[Start PROVIDED MATERIAL]
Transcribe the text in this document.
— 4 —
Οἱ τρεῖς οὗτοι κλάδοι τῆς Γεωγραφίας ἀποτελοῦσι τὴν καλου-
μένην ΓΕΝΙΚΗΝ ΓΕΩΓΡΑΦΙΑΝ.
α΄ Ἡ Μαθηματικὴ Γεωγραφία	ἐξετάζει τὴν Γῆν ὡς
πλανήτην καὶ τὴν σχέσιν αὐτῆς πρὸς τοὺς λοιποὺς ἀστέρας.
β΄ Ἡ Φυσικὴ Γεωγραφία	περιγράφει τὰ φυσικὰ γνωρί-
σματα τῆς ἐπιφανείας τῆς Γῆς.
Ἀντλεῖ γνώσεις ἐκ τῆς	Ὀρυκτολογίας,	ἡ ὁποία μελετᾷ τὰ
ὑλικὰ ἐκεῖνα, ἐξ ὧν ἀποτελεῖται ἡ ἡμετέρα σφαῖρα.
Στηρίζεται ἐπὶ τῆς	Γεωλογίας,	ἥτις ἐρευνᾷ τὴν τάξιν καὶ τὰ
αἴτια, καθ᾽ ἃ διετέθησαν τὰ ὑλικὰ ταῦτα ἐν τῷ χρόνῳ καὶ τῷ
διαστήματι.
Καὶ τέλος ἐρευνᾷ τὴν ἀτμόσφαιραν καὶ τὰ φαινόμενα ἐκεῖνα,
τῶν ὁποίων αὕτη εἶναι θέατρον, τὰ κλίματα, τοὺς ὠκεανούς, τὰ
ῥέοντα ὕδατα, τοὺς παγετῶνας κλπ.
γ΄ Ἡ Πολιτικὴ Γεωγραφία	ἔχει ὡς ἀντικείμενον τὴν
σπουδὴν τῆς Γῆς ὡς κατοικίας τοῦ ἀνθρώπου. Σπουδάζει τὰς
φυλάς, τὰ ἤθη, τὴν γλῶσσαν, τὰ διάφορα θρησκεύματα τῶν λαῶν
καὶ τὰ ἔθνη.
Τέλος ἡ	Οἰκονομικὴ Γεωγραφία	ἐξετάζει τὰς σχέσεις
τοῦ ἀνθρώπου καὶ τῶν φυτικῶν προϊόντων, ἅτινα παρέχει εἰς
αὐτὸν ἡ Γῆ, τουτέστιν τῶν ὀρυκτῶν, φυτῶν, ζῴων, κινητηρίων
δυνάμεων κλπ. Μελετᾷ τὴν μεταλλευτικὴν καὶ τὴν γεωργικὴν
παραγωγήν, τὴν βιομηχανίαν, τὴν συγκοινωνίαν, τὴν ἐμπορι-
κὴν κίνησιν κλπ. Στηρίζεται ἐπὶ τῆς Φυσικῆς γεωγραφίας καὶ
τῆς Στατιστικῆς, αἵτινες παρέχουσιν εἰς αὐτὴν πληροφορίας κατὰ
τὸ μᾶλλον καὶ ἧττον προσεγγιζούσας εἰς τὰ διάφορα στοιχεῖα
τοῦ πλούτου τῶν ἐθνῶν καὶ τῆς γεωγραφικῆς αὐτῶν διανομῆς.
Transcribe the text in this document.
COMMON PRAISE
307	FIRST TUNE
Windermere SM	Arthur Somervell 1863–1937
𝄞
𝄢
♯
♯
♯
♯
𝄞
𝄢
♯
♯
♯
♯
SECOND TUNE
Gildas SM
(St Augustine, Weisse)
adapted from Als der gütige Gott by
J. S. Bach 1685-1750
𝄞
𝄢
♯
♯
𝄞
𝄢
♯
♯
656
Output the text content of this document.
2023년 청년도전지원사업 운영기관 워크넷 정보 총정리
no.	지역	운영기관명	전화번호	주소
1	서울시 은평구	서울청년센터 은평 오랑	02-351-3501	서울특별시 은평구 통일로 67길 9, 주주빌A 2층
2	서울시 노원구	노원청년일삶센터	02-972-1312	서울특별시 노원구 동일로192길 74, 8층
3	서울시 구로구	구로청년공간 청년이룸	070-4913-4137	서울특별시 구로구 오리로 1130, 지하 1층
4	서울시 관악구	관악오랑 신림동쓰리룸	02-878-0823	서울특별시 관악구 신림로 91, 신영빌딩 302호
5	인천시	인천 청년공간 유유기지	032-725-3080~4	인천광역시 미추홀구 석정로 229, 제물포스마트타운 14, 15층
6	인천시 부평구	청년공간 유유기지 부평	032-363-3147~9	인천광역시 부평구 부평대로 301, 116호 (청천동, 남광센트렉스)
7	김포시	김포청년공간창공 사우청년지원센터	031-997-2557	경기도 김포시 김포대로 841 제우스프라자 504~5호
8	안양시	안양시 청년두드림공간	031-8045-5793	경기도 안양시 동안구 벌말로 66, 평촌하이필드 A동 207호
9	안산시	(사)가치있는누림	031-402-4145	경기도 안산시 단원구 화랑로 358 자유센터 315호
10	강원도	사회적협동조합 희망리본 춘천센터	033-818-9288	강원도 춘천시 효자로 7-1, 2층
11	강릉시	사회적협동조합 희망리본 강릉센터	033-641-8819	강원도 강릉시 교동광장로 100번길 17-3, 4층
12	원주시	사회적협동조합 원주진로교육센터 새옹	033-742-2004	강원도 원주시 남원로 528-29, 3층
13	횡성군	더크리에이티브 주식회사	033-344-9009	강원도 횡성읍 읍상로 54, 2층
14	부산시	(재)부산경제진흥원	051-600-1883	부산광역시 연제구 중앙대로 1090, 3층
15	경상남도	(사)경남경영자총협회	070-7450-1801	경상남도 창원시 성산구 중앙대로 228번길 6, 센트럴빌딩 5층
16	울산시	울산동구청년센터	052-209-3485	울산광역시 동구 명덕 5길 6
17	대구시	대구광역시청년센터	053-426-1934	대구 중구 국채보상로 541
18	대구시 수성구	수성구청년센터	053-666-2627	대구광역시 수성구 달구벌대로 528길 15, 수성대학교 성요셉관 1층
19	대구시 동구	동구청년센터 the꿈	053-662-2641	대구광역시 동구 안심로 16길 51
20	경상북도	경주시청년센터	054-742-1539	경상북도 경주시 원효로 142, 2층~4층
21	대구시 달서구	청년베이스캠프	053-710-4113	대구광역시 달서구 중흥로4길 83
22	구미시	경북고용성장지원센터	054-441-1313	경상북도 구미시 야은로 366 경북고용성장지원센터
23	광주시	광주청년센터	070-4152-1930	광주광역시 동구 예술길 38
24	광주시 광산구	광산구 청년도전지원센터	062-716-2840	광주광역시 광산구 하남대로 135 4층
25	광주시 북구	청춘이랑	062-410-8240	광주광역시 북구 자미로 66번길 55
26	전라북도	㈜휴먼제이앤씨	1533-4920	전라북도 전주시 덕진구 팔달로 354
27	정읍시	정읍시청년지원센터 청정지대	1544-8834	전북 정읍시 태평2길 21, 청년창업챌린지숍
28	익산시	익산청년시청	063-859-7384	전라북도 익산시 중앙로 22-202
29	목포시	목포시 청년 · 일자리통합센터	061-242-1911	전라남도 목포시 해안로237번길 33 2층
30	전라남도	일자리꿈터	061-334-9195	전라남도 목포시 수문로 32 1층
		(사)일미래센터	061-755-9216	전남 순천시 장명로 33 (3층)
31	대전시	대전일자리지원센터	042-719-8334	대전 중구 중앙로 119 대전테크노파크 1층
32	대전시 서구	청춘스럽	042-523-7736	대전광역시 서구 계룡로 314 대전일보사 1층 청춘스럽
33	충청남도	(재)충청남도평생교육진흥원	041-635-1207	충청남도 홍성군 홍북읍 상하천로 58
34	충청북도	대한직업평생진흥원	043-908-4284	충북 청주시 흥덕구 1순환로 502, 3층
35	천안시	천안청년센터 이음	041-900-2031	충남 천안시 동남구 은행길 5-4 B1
[End PROVIDED MATERIAL]
## THE EXERCISE
Find each line holding "중앙대로". Copy it out.

## ANSWER IN FULL
14	부산시	(재)부산경제진흥원	051-600-1883	부산광역시 연제구 중앙대로 1090, 3층
15	경상남도	(사)경남경영자총협회	070-7450-1801	경상남도 창원시 성산구 중앙대로 228번길 6, 센트럴빌딩 5층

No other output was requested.